▸ **Written problem**: From the records below, extract all the text exactly and leave the images behind.

++++ Data for this exercise ++++

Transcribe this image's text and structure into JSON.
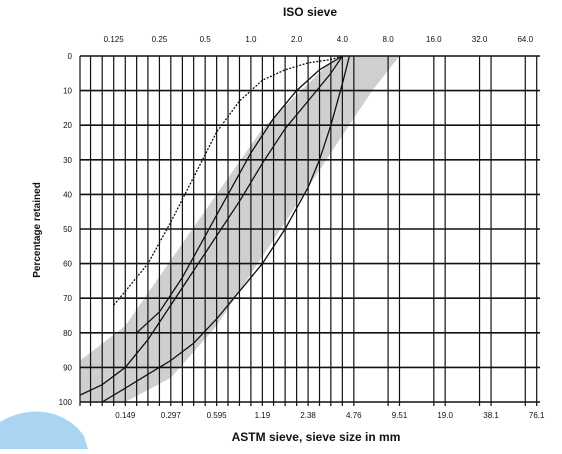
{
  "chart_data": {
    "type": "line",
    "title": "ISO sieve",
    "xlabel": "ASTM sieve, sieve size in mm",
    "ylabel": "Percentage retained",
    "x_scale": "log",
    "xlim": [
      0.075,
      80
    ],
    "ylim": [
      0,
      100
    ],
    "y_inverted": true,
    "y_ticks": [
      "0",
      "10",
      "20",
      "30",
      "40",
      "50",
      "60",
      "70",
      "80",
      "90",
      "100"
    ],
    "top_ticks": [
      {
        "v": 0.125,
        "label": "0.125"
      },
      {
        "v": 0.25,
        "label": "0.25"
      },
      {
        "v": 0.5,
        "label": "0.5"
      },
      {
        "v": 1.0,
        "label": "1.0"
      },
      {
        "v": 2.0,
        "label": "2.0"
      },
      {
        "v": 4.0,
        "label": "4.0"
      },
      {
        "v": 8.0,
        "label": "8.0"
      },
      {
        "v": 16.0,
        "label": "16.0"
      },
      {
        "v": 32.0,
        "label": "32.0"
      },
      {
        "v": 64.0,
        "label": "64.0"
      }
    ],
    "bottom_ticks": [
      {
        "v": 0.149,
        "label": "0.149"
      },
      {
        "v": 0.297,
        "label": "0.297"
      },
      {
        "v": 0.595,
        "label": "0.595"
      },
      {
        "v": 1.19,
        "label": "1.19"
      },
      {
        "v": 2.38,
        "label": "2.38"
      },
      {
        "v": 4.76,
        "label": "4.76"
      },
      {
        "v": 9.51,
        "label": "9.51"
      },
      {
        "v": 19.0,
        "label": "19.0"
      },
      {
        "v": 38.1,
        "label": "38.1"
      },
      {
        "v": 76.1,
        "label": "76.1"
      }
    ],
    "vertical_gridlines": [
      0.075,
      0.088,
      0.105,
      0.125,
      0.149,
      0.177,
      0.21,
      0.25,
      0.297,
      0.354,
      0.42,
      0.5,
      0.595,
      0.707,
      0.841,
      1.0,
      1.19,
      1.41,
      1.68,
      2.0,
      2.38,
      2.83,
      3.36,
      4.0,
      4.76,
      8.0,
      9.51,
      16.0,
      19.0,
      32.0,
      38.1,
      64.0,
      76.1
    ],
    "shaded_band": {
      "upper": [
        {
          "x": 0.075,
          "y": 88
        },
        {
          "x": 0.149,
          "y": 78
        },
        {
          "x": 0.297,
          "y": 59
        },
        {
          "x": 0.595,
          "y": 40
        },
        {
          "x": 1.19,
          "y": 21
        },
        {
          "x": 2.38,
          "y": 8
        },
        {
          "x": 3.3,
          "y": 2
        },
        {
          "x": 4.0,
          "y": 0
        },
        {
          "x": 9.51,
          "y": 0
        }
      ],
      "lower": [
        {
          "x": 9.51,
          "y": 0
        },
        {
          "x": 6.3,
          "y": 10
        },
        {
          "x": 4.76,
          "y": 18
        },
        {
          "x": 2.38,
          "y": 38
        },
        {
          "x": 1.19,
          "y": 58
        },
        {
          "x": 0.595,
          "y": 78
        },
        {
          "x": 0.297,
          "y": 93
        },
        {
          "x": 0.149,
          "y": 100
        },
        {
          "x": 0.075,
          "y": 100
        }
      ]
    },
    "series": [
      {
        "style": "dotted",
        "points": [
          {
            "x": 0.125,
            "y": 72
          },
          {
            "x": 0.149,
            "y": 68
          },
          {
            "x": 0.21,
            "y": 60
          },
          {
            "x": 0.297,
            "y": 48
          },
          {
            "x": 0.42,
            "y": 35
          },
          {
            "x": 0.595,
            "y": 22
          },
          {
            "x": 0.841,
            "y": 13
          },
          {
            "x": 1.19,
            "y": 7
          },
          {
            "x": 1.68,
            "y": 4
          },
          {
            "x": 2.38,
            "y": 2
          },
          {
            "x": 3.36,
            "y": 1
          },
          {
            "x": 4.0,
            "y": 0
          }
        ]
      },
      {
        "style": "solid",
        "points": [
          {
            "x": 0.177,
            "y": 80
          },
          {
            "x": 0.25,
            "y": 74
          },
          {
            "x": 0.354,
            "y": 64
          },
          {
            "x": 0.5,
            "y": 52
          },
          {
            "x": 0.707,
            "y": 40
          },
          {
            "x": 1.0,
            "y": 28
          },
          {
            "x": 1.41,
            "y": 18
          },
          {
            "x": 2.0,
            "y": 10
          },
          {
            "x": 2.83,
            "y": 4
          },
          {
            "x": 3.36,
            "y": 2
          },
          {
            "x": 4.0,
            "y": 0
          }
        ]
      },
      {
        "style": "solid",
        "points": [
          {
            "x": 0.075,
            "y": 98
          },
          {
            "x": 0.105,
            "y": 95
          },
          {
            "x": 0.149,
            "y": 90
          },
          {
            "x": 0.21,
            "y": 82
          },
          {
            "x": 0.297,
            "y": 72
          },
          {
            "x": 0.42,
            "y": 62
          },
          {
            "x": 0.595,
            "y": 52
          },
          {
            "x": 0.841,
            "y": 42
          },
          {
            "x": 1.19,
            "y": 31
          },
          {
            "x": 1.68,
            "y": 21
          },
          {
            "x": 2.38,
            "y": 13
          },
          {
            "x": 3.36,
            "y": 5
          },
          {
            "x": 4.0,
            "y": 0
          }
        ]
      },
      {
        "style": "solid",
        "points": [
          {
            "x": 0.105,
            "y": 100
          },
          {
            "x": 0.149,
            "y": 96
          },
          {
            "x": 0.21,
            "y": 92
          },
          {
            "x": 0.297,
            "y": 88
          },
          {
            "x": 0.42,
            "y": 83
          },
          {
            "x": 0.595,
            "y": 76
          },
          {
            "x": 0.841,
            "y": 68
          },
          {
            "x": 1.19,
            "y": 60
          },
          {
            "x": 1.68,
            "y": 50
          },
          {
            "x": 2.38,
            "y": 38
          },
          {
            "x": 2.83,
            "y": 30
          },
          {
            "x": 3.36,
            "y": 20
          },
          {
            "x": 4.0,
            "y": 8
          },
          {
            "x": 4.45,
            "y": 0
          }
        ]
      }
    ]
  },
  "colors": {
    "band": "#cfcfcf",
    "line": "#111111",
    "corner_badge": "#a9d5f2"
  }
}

++++

▸ **The response**:
Transcribe this image's text and structure into JSON.
{
  "chart_data": {
    "type": "line",
    "title": "ISO sieve",
    "xlabel": "ASTM sieve, sieve size in mm",
    "ylabel": "Percentage retained",
    "x_scale": "log",
    "xlim": [
      0.075,
      80
    ],
    "ylim": [
      0,
      100
    ],
    "y_inverted": true,
    "y_ticks": [
      "0",
      "10",
      "20",
      "30",
      "40",
      "50",
      "60",
      "70",
      "80",
      "90",
      "100"
    ],
    "top_ticks": [
      {
        "v": 0.125,
        "label": "0.125"
      },
      {
        "v": 0.25,
        "label": "0.25"
      },
      {
        "v": 0.5,
        "label": "0.5"
      },
      {
        "v": 1.0,
        "label": "1.0"
      },
      {
        "v": 2.0,
        "label": "2.0"
      },
      {
        "v": 4.0,
        "label": "4.0"
      },
      {
        "v": 8.0,
        "label": "8.0"
      },
      {
        "v": 16.0,
        "label": "16.0"
      },
      {
        "v": 32.0,
        "label": "32.0"
      },
      {
        "v": 64.0,
        "label": "64.0"
      }
    ],
    "bottom_ticks": [
      {
        "v": 0.149,
        "label": "0.149"
      },
      {
        "v": 0.297,
        "label": "0.297"
      },
      {
        "v": 0.595,
        "label": "0.595"
      },
      {
        "v": 1.19,
        "label": "1.19"
      },
      {
        "v": 2.38,
        "label": "2.38"
      },
      {
        "v": 4.76,
        "label": "4.76"
      },
      {
        "v": 9.51,
        "label": "9.51"
      },
      {
        "v": 19.0,
        "label": "19.0"
      },
      {
        "v": 38.1,
        "label": "38.1"
      },
      {
        "v": 76.1,
        "label": "76.1"
      }
    ],
    "vertical_gridlines": [
      0.075,
      0.088,
      0.105,
      0.125,
      0.149,
      0.177,
      0.21,
      0.25,
      0.297,
      0.354,
      0.42,
      0.5,
      0.595,
      0.707,
      0.841,
      1.0,
      1.19,
      1.41,
      1.68,
      2.0,
      2.38,
      2.83,
      3.36,
      4.0,
      4.76,
      8.0,
      9.51,
      16.0,
      19.0,
      32.0,
      38.1,
      64.0,
      76.1
    ],
    "shaded_band": {
      "upper": [
        {
          "x": 0.075,
          "y": 88
        },
        {
          "x": 0.149,
          "y": 78
        },
        {
          "x": 0.297,
          "y": 59
        },
        {
          "x": 0.595,
          "y": 40
        },
        {
          "x": 1.19,
          "y": 21
        },
        {
          "x": 2.38,
          "y": 8
        },
        {
          "x": 3.3,
          "y": 2
        },
        {
          "x": 4.0,
          "y": 0
        },
        {
          "x": 9.51,
          "y": 0
        }
      ],
      "lower": [
        {
          "x": 9.51,
          "y": 0
        },
        {
          "x": 6.3,
          "y": 10
        },
        {
          "x": 4.76,
          "y": 18
        },
        {
          "x": 2.38,
          "y": 38
        },
        {
          "x": 1.19,
          "y": 58
        },
        {
          "x": 0.595,
          "y": 78
        },
        {
          "x": 0.297,
          "y": 93
        },
        {
          "x": 0.149,
          "y": 100
        },
        {
          "x": 0.075,
          "y": 100
        }
      ]
    },
    "series": [
      {
        "style": "dotted",
        "points": [
          {
            "x": 0.125,
            "y": 72
          },
          {
            "x": 0.149,
            "y": 68
          },
          {
            "x": 0.21,
            "y": 60
          },
          {
            "x": 0.297,
            "y": 48
          },
          {
            "x": 0.42,
            "y": 35
          },
          {
            "x": 0.595,
            "y": 22
          },
          {
            "x": 0.841,
            "y": 13
          },
          {
            "x": 1.19,
            "y": 7
          },
          {
            "x": 1.68,
            "y": 4
          },
          {
            "x": 2.38,
            "y": 2
          },
          {
            "x": 3.36,
            "y": 1
          },
          {
            "x": 4.0,
            "y": 0
          }
        ]
      },
      {
        "style": "solid",
        "points": [
          {
            "x": 0.177,
            "y": 80
          },
          {
            "x": 0.25,
            "y": 74
          },
          {
            "x": 0.354,
            "y": 64
          },
          {
            "x": 0.5,
            "y": 52
          },
          {
            "x": 0.707,
            "y": 40
          },
          {
            "x": 1.0,
            "y": 28
          },
          {
            "x": 1.41,
            "y": 18
          },
          {
            "x": 2.0,
            "y": 10
          },
          {
            "x": 2.83,
            "y": 4
          },
          {
            "x": 3.36,
            "y": 2
          },
          {
            "x": 4.0,
            "y": 0
          }
        ]
      },
      {
        "style": "solid",
        "points": [
          {
            "x": 0.075,
            "y": 98
          },
          {
            "x": 0.105,
            "y": 95
          },
          {
            "x": 0.149,
            "y": 90
          },
          {
            "x": 0.21,
            "y": 82
          },
          {
            "x": 0.297,
            "y": 72
          },
          {
            "x": 0.42,
            "y": 62
          },
          {
            "x": 0.595,
            "y": 52
          },
          {
            "x": 0.841,
            "y": 42
          },
          {
            "x": 1.19,
            "y": 31
          },
          {
            "x": 1.68,
            "y": 21
          },
          {
            "x": 2.38,
            "y": 13
          },
          {
            "x": 3.36,
            "y": 5
          },
          {
            "x": 4.0,
            "y": 0
          }
        ]
      },
      {
        "style": "solid",
        "points": [
          {
            "x": 0.105,
            "y": 100
          },
          {
            "x": 0.149,
            "y": 96
          },
          {
            "x": 0.21,
            "y": 92
          },
          {
            "x": 0.297,
            "y": 88
          },
          {
            "x": 0.42,
            "y": 83
          },
          {
            "x": 0.595,
            "y": 76
          },
          {
            "x": 0.841,
            "y": 68
          },
          {
            "x": 1.19,
            "y": 60
          },
          {
            "x": 1.68,
            "y": 50
          },
          {
            "x": 2.38,
            "y": 38
          },
          {
            "x": 2.83,
            "y": 30
          },
          {
            "x": 3.36,
            "y": 20
          },
          {
            "x": 4.0,
            "y": 8
          },
          {
            "x": 4.45,
            "y": 0
          }
        ]
      }
    ]
  },
  "colors": {
    "band": "#cfcfcf",
    "line": "#111111",
    "corner_badge": "#a9d5f2"
  }
}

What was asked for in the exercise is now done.